• Dataset extract:
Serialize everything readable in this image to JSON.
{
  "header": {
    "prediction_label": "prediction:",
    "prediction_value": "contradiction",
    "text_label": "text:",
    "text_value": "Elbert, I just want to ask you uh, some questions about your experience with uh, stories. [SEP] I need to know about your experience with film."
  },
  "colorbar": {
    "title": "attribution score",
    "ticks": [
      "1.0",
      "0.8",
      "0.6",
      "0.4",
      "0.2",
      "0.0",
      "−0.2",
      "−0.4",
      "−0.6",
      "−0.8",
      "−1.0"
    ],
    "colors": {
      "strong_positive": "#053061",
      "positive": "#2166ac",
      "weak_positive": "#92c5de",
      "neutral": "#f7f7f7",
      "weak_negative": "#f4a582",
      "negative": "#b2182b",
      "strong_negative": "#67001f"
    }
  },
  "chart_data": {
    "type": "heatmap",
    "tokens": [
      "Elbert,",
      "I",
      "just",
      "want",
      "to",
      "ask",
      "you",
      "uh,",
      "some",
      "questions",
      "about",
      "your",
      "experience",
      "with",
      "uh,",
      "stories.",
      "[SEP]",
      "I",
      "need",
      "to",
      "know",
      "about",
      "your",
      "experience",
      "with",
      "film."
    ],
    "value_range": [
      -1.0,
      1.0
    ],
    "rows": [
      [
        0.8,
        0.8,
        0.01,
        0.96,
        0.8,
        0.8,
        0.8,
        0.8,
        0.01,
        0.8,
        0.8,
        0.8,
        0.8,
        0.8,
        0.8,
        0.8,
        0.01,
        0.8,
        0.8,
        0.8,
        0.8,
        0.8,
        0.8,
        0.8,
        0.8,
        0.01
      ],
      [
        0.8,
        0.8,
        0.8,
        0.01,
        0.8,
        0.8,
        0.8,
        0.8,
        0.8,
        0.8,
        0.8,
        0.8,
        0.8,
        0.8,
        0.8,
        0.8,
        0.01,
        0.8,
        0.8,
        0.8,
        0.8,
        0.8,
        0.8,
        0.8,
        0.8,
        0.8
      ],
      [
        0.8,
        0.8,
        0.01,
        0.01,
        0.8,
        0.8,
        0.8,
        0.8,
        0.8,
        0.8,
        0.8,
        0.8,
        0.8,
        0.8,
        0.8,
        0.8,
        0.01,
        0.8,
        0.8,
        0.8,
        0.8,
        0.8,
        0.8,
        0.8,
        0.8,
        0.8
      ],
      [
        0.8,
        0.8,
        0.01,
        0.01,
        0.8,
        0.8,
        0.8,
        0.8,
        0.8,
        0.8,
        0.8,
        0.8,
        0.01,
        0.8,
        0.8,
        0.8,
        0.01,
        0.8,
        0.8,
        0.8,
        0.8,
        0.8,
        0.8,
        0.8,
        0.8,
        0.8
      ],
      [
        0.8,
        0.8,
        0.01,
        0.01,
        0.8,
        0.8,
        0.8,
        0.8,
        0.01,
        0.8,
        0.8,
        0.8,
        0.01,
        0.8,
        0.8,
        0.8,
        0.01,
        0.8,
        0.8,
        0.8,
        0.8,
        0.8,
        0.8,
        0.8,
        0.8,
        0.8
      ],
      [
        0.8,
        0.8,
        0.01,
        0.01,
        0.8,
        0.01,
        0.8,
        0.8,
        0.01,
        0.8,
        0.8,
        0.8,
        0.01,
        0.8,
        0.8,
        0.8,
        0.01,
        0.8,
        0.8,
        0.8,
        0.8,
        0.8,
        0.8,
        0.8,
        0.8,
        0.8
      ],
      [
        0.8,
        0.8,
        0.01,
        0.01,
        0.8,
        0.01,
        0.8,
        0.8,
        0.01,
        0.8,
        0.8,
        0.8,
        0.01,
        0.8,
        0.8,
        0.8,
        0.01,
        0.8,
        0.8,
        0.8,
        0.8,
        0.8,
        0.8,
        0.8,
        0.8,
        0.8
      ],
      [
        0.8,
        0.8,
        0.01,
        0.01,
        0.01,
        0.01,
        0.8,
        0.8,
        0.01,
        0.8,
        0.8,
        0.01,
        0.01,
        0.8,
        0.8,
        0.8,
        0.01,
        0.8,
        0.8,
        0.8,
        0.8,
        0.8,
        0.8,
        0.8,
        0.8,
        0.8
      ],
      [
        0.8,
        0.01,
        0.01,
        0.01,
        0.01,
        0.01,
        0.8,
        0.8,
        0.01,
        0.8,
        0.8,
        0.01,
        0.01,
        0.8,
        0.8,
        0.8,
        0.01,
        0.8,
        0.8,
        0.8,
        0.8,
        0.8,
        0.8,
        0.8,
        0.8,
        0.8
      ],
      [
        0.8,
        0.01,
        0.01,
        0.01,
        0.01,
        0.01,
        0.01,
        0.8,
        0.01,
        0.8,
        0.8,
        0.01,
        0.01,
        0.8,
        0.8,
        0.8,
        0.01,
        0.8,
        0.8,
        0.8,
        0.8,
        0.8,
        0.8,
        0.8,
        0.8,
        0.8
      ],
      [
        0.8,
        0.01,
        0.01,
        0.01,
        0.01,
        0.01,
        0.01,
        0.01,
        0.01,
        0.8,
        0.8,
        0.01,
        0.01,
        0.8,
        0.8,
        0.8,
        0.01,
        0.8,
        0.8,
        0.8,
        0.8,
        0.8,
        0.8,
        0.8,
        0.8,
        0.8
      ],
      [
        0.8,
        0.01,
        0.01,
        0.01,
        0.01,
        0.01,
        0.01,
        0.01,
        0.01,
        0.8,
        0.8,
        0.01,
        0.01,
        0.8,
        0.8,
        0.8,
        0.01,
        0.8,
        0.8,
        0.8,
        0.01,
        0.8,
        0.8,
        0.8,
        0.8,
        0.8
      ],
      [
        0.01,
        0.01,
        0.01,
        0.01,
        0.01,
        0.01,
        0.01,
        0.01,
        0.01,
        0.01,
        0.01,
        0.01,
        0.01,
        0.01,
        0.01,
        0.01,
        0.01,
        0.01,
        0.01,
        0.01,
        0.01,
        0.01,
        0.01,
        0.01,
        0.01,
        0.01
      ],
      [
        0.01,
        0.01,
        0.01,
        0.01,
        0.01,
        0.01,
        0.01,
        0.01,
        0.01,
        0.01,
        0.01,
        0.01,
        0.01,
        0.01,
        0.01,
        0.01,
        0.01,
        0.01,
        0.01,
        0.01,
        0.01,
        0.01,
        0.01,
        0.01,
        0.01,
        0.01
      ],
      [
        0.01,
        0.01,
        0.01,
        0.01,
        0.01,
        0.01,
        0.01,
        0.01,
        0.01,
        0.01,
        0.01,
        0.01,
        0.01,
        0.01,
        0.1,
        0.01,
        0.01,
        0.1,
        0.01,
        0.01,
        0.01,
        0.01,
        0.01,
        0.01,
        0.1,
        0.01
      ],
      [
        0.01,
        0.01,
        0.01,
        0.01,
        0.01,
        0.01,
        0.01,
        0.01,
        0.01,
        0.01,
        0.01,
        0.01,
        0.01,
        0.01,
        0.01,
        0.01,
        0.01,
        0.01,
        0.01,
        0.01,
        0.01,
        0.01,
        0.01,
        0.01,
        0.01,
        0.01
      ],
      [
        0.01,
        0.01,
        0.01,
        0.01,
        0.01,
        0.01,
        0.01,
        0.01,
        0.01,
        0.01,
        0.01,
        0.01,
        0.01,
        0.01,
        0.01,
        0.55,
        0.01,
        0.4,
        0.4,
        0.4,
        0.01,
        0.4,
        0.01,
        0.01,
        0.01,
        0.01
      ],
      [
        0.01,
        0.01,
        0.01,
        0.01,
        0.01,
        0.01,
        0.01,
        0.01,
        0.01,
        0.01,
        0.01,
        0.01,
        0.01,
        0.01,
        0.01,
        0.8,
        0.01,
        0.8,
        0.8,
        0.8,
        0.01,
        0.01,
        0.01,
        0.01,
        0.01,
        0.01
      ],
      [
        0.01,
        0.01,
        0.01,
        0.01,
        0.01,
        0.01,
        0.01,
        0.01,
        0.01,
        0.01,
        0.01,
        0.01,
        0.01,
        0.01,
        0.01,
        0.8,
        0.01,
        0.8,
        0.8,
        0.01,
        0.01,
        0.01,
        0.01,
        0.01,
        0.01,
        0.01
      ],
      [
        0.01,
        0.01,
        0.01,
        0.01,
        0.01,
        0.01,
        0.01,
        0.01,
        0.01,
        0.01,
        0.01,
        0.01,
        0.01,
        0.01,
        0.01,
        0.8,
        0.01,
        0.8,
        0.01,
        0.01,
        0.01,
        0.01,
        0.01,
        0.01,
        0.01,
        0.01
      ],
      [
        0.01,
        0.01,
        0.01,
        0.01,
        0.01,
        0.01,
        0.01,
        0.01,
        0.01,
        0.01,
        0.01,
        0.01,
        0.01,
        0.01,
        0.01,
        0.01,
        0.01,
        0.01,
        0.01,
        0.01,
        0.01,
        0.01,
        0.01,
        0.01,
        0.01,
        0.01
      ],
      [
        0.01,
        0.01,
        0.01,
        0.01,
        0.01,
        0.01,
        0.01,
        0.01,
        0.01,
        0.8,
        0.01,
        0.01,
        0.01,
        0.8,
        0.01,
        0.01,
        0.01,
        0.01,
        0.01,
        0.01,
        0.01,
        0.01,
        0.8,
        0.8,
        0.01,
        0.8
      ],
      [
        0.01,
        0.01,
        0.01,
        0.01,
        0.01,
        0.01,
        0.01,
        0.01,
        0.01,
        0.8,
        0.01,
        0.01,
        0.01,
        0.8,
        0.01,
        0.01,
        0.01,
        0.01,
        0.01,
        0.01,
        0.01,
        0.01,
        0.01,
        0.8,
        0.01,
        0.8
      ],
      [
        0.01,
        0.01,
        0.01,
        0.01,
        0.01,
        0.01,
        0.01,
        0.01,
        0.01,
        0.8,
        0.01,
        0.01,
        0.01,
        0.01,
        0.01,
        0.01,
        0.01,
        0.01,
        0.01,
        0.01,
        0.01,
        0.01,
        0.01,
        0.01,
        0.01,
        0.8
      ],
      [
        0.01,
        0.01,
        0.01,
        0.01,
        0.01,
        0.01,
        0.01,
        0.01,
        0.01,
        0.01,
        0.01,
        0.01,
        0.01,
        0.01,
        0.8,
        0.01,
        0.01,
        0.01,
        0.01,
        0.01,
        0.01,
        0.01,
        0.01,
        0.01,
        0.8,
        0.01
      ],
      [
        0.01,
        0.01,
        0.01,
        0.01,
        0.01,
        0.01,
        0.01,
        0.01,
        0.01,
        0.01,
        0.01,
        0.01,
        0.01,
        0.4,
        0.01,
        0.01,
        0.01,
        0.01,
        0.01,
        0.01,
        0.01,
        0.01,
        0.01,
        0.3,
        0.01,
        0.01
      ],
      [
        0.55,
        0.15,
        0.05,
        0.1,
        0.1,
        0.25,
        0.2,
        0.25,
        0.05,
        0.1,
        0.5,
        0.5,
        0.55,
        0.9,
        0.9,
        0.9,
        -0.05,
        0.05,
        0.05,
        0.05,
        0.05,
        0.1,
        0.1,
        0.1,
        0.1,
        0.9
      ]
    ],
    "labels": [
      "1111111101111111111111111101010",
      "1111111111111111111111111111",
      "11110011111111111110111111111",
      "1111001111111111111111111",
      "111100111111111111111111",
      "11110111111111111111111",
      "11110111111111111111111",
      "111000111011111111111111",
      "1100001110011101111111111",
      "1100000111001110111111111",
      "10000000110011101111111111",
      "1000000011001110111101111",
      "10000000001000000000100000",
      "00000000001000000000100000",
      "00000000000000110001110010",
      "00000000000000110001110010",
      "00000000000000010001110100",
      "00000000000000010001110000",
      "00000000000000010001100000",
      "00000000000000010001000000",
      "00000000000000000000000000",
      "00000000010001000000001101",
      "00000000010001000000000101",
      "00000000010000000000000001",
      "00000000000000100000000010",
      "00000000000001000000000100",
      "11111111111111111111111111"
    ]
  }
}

• What is being asked:
State the count of lines that contain the string "know". Nothing else is needed.

• Written answer:
2